***** Information provided

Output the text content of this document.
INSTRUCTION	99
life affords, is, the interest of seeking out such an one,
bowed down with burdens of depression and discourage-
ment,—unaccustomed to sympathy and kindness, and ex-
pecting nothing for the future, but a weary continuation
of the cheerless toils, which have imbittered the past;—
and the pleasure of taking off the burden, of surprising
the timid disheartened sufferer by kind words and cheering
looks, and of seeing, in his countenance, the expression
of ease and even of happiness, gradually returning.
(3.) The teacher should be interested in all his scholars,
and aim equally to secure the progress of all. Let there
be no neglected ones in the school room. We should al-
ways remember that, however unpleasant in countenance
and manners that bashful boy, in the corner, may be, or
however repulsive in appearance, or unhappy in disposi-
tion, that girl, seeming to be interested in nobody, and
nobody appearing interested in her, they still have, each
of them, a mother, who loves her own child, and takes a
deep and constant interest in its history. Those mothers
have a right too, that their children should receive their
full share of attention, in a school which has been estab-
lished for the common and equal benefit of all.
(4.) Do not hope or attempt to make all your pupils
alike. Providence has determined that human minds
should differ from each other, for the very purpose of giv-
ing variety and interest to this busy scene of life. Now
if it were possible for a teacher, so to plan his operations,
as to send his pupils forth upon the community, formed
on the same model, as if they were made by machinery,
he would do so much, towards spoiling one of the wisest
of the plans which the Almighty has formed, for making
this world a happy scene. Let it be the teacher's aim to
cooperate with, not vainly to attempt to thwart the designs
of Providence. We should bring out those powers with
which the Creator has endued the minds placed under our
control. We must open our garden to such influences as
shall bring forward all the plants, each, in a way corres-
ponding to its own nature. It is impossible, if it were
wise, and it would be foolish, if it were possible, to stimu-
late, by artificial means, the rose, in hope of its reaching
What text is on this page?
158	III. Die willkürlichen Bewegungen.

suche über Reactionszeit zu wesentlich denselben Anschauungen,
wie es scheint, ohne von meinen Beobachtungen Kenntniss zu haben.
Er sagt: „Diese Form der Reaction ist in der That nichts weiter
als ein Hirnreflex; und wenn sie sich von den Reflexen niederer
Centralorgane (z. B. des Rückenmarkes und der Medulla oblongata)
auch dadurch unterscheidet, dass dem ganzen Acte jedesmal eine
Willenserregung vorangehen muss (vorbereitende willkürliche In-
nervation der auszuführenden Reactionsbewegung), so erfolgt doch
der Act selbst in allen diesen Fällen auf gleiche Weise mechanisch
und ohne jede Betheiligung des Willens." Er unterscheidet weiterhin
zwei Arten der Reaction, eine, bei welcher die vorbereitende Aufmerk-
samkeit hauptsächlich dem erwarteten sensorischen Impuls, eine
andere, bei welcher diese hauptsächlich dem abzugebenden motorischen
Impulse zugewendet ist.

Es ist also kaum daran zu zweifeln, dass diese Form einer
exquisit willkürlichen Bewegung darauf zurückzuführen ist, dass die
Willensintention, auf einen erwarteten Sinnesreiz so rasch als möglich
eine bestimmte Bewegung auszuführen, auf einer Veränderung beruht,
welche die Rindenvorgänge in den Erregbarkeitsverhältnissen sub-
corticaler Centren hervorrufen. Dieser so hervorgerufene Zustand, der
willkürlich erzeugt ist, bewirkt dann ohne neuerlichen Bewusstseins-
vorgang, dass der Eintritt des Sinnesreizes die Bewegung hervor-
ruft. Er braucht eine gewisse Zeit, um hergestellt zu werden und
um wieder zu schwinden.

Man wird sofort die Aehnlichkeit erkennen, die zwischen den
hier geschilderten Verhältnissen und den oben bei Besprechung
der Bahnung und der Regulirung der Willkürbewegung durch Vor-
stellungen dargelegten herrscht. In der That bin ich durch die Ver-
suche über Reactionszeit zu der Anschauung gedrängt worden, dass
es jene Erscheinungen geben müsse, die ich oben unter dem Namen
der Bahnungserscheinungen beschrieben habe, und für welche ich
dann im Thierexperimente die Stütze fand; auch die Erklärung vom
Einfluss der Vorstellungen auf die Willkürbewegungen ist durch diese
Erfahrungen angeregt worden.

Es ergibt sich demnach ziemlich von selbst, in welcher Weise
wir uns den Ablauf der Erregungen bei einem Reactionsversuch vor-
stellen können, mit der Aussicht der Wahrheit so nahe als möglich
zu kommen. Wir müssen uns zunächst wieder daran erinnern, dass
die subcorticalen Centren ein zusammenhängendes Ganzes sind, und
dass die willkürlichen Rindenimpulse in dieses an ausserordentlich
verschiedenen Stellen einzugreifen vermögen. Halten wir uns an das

**********

▸ **Stated problem**:
Output the whole listing above again, word for word.

▸ **Result of the exercise**:
Output the text content of this document.
INSTRUCTION	99
life affords, is, the interest of seeking out such an one,
bowed down with burdens of depression and discourage-
ment,—unaccustomed to sympathy and kindness, and ex-
pecting nothing for the future, but a weary continuation
of the cheerless toils, which have imbittered the past;—
and the pleasure of taking off the burden, of surprising
the timid disheartened sufferer by kind words and cheering
looks, and of seeing, in his countenance, the expression
of ease and even of happiness, gradually returning.
(3.) The teacher should be interested in all his scholars,
and aim equally to secure the progress of all. Let there
be no neglected ones in the school room. We should al-
ways remember that, however unpleasant in countenance
and manners that bashful boy, in the corner, may be, or
however repulsive in appearance, or unhappy in disposi-
tion, that girl, seeming to be interested in nobody, and
nobody appearing interested in her, they still have, each
of them, a mother, who loves her own child, and takes a
deep and constant interest in its history. Those mothers
have a right too, that their children should receive their
full share of attention, in a school which has been estab-
lished for the common and equal benefit of all.
(4.) Do not hope or attempt to make all your pupils
alike. Providence has determined that human minds
should differ from each other, for the very purpose of giv-
ing variety and interest to this busy scene of life. Now
if it were possible for a teacher, so to plan his operations,
as to send his pupils forth upon the community, formed
on the same model, as if they were made by machinery,
he would do so much, towards spoiling one of the wisest
of the plans which the Almighty has formed, for making
this world a happy scene. Let it be the teacher's aim to
cooperate with, not vainly to attempt to thwart the designs
of Providence. We should bring out those powers with
which the Creator has endued the minds placed under our
control. We must open our garden to such influences as
shall bring forward all the plants, each, in a way corres-
ponding to its own nature. It is impossible, if it were
wise, and it would be foolish, if it were possible, to stimu-
late, by artificial means, the rose, in hope of its reaching
What text is on this page?
158	III. Die willkürlichen Bewegungen.

suche über Reactionszeit zu wesentlich denselben Anschauungen,
wie es scheint, ohne von meinen Beobachtungen Kenntniss zu haben.
Er sagt: „Diese Form der Reaction ist in der That nichts weiter
als ein Hirnreflex; und wenn sie sich von den Reflexen niederer
Centralorgane (z. B. des Rückenmarkes und der Medulla oblongata)
auch dadurch unterscheidet, dass dem ganzen Acte jedesmal eine
Willenserregung vorangehen muss (vorbereitende willkürliche In-
nervation der auszuführenden Reactionsbewegung), so erfolgt doch
der Act selbst in allen diesen Fällen auf gleiche Weise mechanisch
und ohne jede Betheiligung des Willens." Er unterscheidet weiterhin
zwei Arten der Reaction, eine, bei welcher die vorbereitende Aufmerk-
samkeit hauptsächlich dem erwarteten sensorischen Impuls, eine
andere, bei welcher diese hauptsächlich dem abzugebenden motorischen
Impulse zugewendet ist.

Es ist also kaum daran zu zweifeln, dass diese Form einer
exquisit willkürlichen Bewegung darauf zurückzuführen ist, dass die
Willensintention, auf einen erwarteten Sinnesreiz so rasch als möglich
eine bestimmte Bewegung auszuführen, auf einer Veränderung beruht,
welche die Rindenvorgänge in den Erregbarkeitsverhältnissen sub-
corticaler Centren hervorrufen. Dieser so hervorgerufene Zustand, der
willkürlich erzeugt ist, bewirkt dann ohne neuerlichen Bewusstseins-
vorgang, dass der Eintritt des Sinnesreizes die Bewegung hervor-
ruft. Er braucht eine gewisse Zeit, um hergestellt zu werden und
um wieder zu schwinden.

Man wird sofort die Aehnlichkeit erkennen, die zwischen den
hier geschilderten Verhältnissen und den oben bei Besprechung
der Bahnung und der Regulirung der Willkürbewegung durch Vor-
stellungen dargelegten herrscht. In der That bin ich durch die Ver-
suche über Reactionszeit zu der Anschauung gedrängt worden, dass
es jene Erscheinungen geben müsse, die ich oben unter dem Namen
der Bahnungserscheinungen beschrieben habe, und für welche ich
dann im Thierexperimente die Stütze fand; auch die Erklärung vom
Einfluss der Vorstellungen auf die Willkürbewegungen ist durch diese
Erfahrungen angeregt worden.

Es ergibt sich demnach ziemlich von selbst, in welcher Weise
wir uns den Ablauf der Erregungen bei einem Reactionsversuch vor-
stellen können, mit der Aussicht der Wahrheit so nahe als möglich
zu kommen. Wir müssen uns zunächst wieder daran erinnern, dass
die subcorticalen Centren ein zusammenhängendes Ganzes sind, und
dass die willkürlichen Rindenimpulse in dieses an ausserordentlich
verschiedenen Stellen einzugreifen vermögen. Halten wir uns an das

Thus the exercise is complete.